● INSTRUCTION: Return every line below as is, leaving out the pictures.

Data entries
-- Begin --
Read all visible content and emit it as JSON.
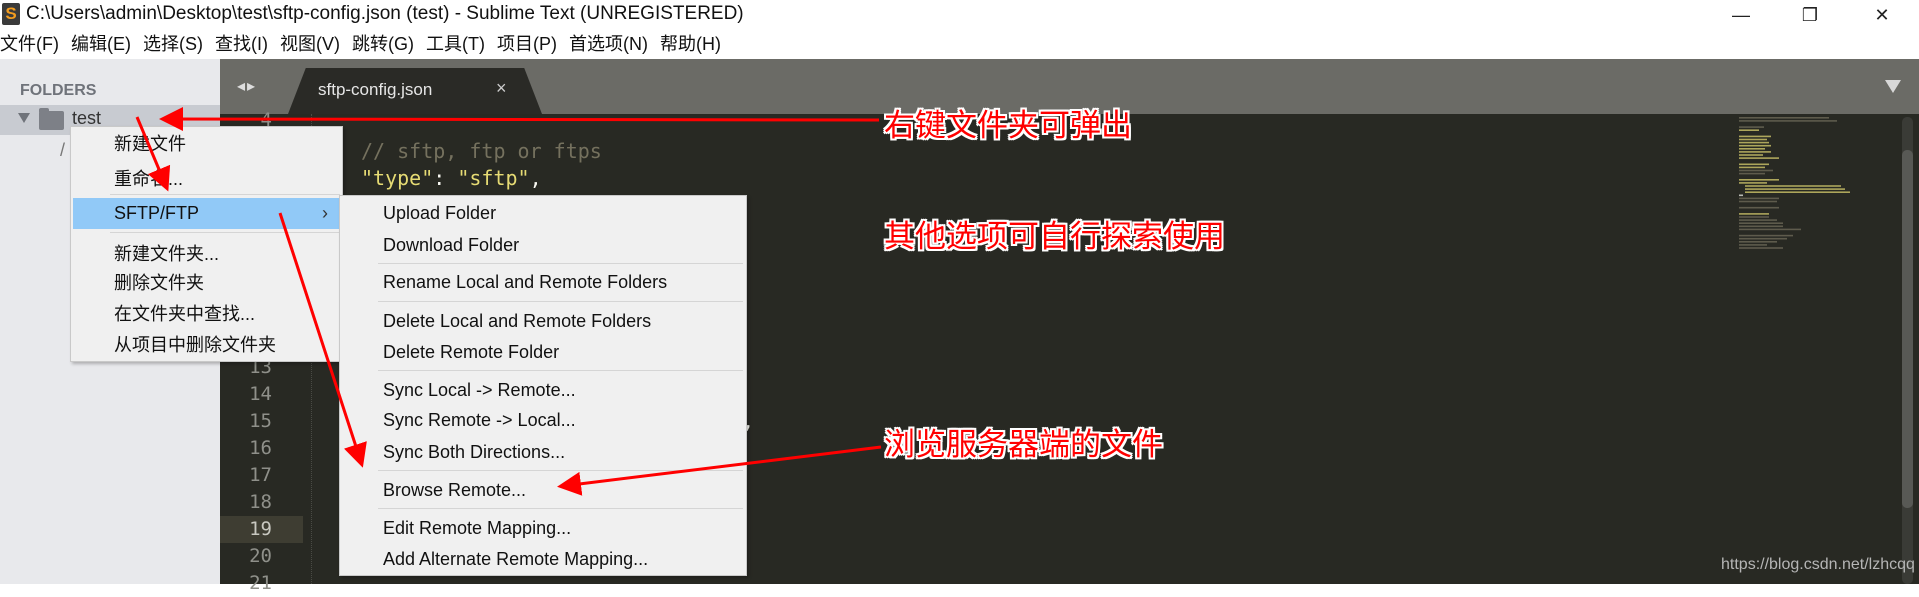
{
  "window": {
    "title": "C:\\Users\\admin\\Desktop\\test\\sftp-config.json (test) - Sublime Text (UNREGISTERED)",
    "app_icon": "S",
    "controls": {
      "minimize": "—",
      "restore": "❐",
      "close": "✕"
    }
  },
  "menubar": [
    "文件(F)",
    "编辑(E)",
    "选择(S)",
    "查找(I)",
    "视图(V)",
    "跳转(G)",
    "工具(T)",
    "项目(P)",
    "首选项(N)",
    "帮助(H)"
  ],
  "sidebar": {
    "title": "FOLDERS",
    "folder": "test",
    "file_fragment": "/"
  },
  "tabs": {
    "nav": "◂▸",
    "active": "sftp-config.json",
    "close": "×"
  },
  "editor": {
    "line_numbers": [
      "4",
      "13",
      "14",
      "15",
      "16",
      "17",
      "18",
      "19",
      "20",
      "21"
    ],
    "highlighted_line": "19",
    "code": {
      "comment": "// sftp, ftp or ftps",
      "type_key": "\"type\"",
      "type_colon": ": ",
      "type_value": "\"sftp\"",
      "type_comma": ",",
      "line15_fragment_value": "e",
      "line15_fragment_comma": ","
    },
    "colors": {
      "background": "#282923",
      "string": "#e6db74",
      "comment": "#75715e",
      "constant": "#ae81ff"
    }
  },
  "context_menu": {
    "items": [
      "新建文件",
      "重命名...",
      "SFTP/FTP",
      "新建文件夹...",
      "删除文件夹",
      "在文件夹中查找...",
      "从项目中删除文件夹"
    ],
    "submenu_arrow": "›",
    "highlight_color": "#91c9f7"
  },
  "sftp_submenu": {
    "items": [
      "Upload Folder",
      "Download Folder",
      "Rename Local and Remote Folders",
      "Delete Local and Remote Folders",
      "Delete Remote Folder",
      "Sync Local -> Remote...",
      "Sync Remote -> Local...",
      "Sync Both Directions...",
      "Browse Remote...",
      "Edit Remote Mapping...",
      "Add Alternate Remote Mapping..."
    ]
  },
  "annotations": {
    "a1": "右键文件夹可弹出",
    "a2": "其他选项可自行探索使用",
    "a3": "浏览服务器端的文件",
    "color": "#ff0000"
  },
  "watermark": "https://blog.csdn.net/lzhcqq"
}
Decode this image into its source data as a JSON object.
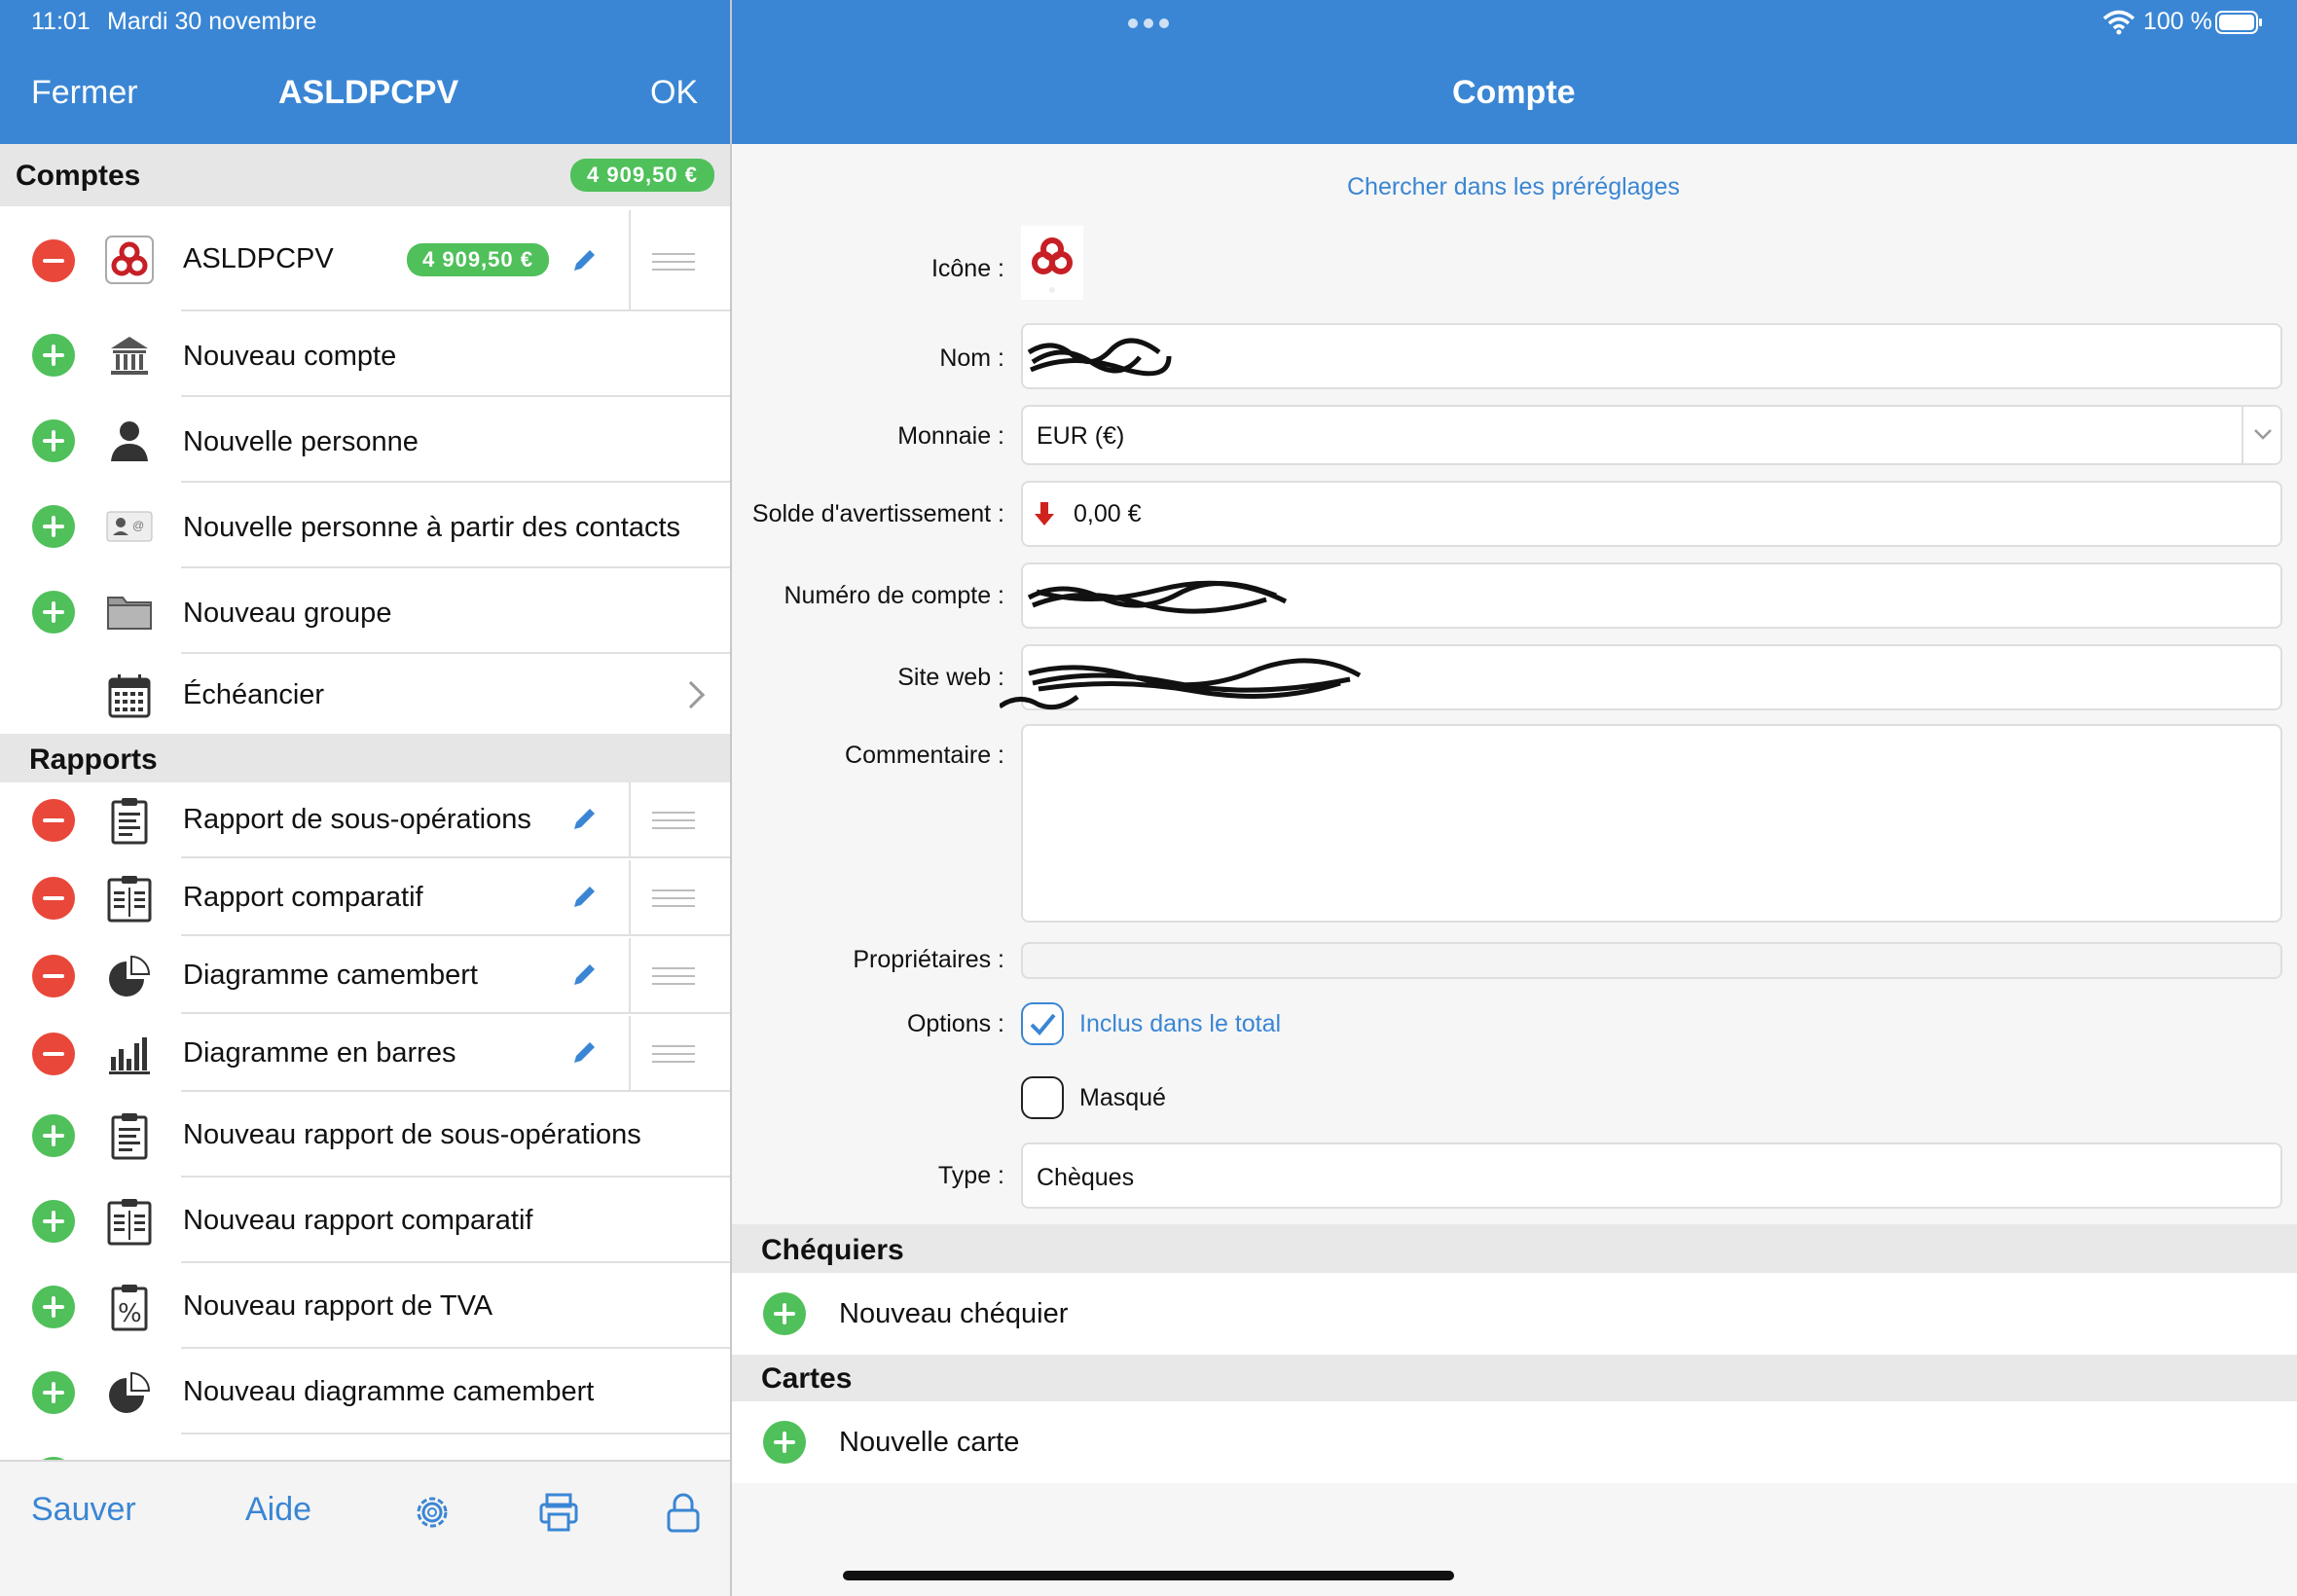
{
  "status": {
    "time": "11:01",
    "date": "Mardi 30 novembre",
    "battery": "100 %"
  },
  "left_nav": {
    "close_label": "Fermer",
    "title": "ASLDPCPV",
    "ok_label": "OK"
  },
  "right_nav": {
    "title": "Compte"
  },
  "accounts_section": {
    "title": "Comptes",
    "total_badge": "4 909,50 €"
  },
  "account_row": {
    "name": "ASLDPCPV",
    "balance": "4 909,50 €"
  },
  "account_actions": [
    {
      "label": "Nouveau compte",
      "icon": "bank-icon"
    },
    {
      "label": "Nouvelle personne",
      "icon": "person-icon"
    },
    {
      "label": "Nouvelle personne à partir des contacts",
      "icon": "contact-card-icon"
    },
    {
      "label": "Nouveau groupe",
      "icon": "folder-icon"
    }
  ],
  "scheduler": {
    "label": "Échéancier",
    "icon": "calendar-icon"
  },
  "reports_section": {
    "title": "Rapports"
  },
  "reports": [
    {
      "label": "Rapport de sous-opérations",
      "icon": "clipboard-list-icon"
    },
    {
      "label": "Rapport comparatif",
      "icon": "clipboard-compare-icon"
    },
    {
      "label": "Diagramme camembert",
      "icon": "pie-chart-icon"
    },
    {
      "label": "Diagramme en barres",
      "icon": "bar-chart-icon"
    }
  ],
  "report_actions": [
    {
      "label": "Nouveau rapport de sous-opérations",
      "icon": "clipboard-list-icon"
    },
    {
      "label": "Nouveau rapport comparatif",
      "icon": "clipboard-compare-icon"
    },
    {
      "label": "Nouveau rapport de TVA",
      "icon": "clipboard-percent-icon"
    },
    {
      "label": "Nouveau diagramme camembert",
      "icon": "pie-chart-icon"
    }
  ],
  "toolbar": {
    "save_label": "Sauver",
    "help_label": "Aide",
    "icons": [
      "gear-icon",
      "print-icon",
      "lock-icon"
    ]
  },
  "form": {
    "preset_link": "Chercher dans les préréglages",
    "icon_label": "Icône :",
    "name_label": "Nom :",
    "currency_label": "Monnaie :",
    "currency_value": "EUR (€)",
    "warning_label": "Solde d'avertissement :",
    "warning_value": "0,00 €",
    "account_number_label": "Numéro de compte :",
    "website_label": "Site web :",
    "comment_label": "Commentaire :",
    "comment_value": "",
    "owners_label": "Propriétaires :",
    "options_label": "Options :",
    "option_included": "Inclus dans le total",
    "option_included_checked": true,
    "option_hidden": "Masqué",
    "option_hidden_checked": false,
    "type_label": "Type :",
    "type_value": "Chèques"
  },
  "checkbooks_section": {
    "title": "Chéquiers",
    "new_label": "Nouveau chéquier"
  },
  "cards_section": {
    "title": "Cartes",
    "new_label": "Nouvelle carte"
  },
  "colors": {
    "accent": "#3a86d4",
    "add": "#4fc05a",
    "remove": "#e8473a"
  }
}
-- End --
● RESPONSE:
Read all visible content and emit it as JSON.
{
  "window": {
    "title": "C:\\Users\\admin\\Desktop\\test\\sftp-config.json (test) - Sublime Text (UNREGISTERED)",
    "app_icon": "S",
    "controls": {
      "minimize": "—",
      "restore": "❐",
      "close": "✕"
    }
  },
  "menubar": [
    "文件(F)",
    "编辑(E)",
    "选择(S)",
    "查找(I)",
    "视图(V)",
    "跳转(G)",
    "工具(T)",
    "项目(P)",
    "首选项(N)",
    "帮助(H)"
  ],
  "sidebar": {
    "title": "FOLDERS",
    "folder": "test",
    "file_fragment": "/"
  },
  "tabs": {
    "nav": "◂▸",
    "active": "sftp-config.json",
    "close": "×"
  },
  "editor": {
    "line_numbers": [
      "4",
      "13",
      "14",
      "15",
      "16",
      "17",
      "18",
      "19",
      "20",
      "21"
    ],
    "highlighted_line": "19",
    "code": {
      "comment": "// sftp, ftp or ftps",
      "type_key": "\"type\"",
      "type_colon": ": ",
      "type_value": "\"sftp\"",
      "type_comma": ",",
      "line15_fragment_value": "e",
      "line15_fragment_comma": ","
    },
    "colors": {
      "background": "#282923",
      "string": "#e6db74",
      "comment": "#75715e",
      "constant": "#ae81ff"
    }
  },
  "context_menu": {
    "items": [
      "新建文件",
      "重命名...",
      "SFTP/FTP",
      "新建文件夹...",
      "删除文件夹",
      "在文件夹中查找...",
      "从项目中删除文件夹"
    ],
    "submenu_arrow": "›",
    "highlight_color": "#91c9f7"
  },
  "sftp_submenu": {
    "items": [
      "Upload Folder",
      "Download Folder",
      "Rename Local and Remote Folders",
      "Delete Local and Remote Folders",
      "Delete Remote Folder",
      "Sync Local -> Remote...",
      "Sync Remote -> Local...",
      "Sync Both Directions...",
      "Browse Remote...",
      "Edit Remote Mapping...",
      "Add Alternate Remote Mapping..."
    ]
  },
  "annotations": {
    "a1": "右键文件夹可弹出",
    "a2": "其他选项可自行探索使用",
    "a3": "浏览服务器端的文件",
    "color": "#ff0000"
  },
  "watermark": "https://blog.csdn.net/lzhcqq"
}
Decode this image into its source data as a JSON object.
{
  "status": {
    "time": "11:01",
    "date": "Mardi 30 novembre",
    "battery": "100 %"
  },
  "left_nav": {
    "close_label": "Fermer",
    "title": "ASLDPCPV",
    "ok_label": "OK"
  },
  "right_nav": {
    "title": "Compte"
  },
  "accounts_section": {
    "title": "Comptes",
    "total_badge": "4 909,50 €"
  },
  "account_row": {
    "name": "ASLDPCPV",
    "balance": "4 909,50 €"
  },
  "account_actions": [
    {
      "label": "Nouveau compte",
      "icon": "bank-icon"
    },
    {
      "label": "Nouvelle personne",
      "icon": "person-icon"
    },
    {
      "label": "Nouvelle personne à partir des contacts",
      "icon": "contact-card-icon"
    },
    {
      "label": "Nouveau groupe",
      "icon": "folder-icon"
    }
  ],
  "scheduler": {
    "label": "Échéancier",
    "icon": "calendar-icon"
  },
  "reports_section": {
    "title": "Rapports"
  },
  "reports": [
    {
      "label": "Rapport de sous-opérations",
      "icon": "clipboard-list-icon"
    },
    {
      "label": "Rapport comparatif",
      "icon": "clipboard-compare-icon"
    },
    {
      "label": "Diagramme camembert",
      "icon": "pie-chart-icon"
    },
    {
      "label": "Diagramme en barres",
      "icon": "bar-chart-icon"
    }
  ],
  "report_actions": [
    {
      "label": "Nouveau rapport de sous-opérations",
      "icon": "clipboard-list-icon"
    },
    {
      "label": "Nouveau rapport comparatif",
      "icon": "clipboard-compare-icon"
    },
    {
      "label": "Nouveau rapport de TVA",
      "icon": "clipboard-percent-icon"
    },
    {
      "label": "Nouveau diagramme camembert",
      "icon": "pie-chart-icon"
    }
  ],
  "toolbar": {
    "save_label": "Sauver",
    "help_label": "Aide",
    "icons": [
      "gear-icon",
      "print-icon",
      "lock-icon"
    ]
  },
  "form": {
    "preset_link": "Chercher dans les préréglages",
    "icon_label": "Icône :",
    "name_label": "Nom :",
    "currency_label": "Monnaie :",
    "currency_value": "EUR (€)",
    "warning_label": "Solde d'avertissement :",
    "warning_value": "0,00 €",
    "account_number_label": "Numéro de compte :",
    "website_label": "Site web :",
    "comment_label": "Commentaire :",
    "comment_value": "",
    "owners_label": "Propriétaires :",
    "options_label": "Options :",
    "option_included": "Inclus dans le total",
    "option_included_checked": true,
    "option_hidden": "Masqué",
    "option_hidden_checked": false,
    "type_label": "Type :",
    "type_value": "Chèques"
  },
  "checkbooks_section": {
    "title": "Chéquiers",
    "new_label": "Nouveau chéquier"
  },
  "cards_section": {
    "title": "Cartes",
    "new_label": "Nouvelle carte"
  },
  "colors": {
    "accent": "#3a86d4",
    "add": "#4fc05a",
    "remove": "#e8473a"
  }
}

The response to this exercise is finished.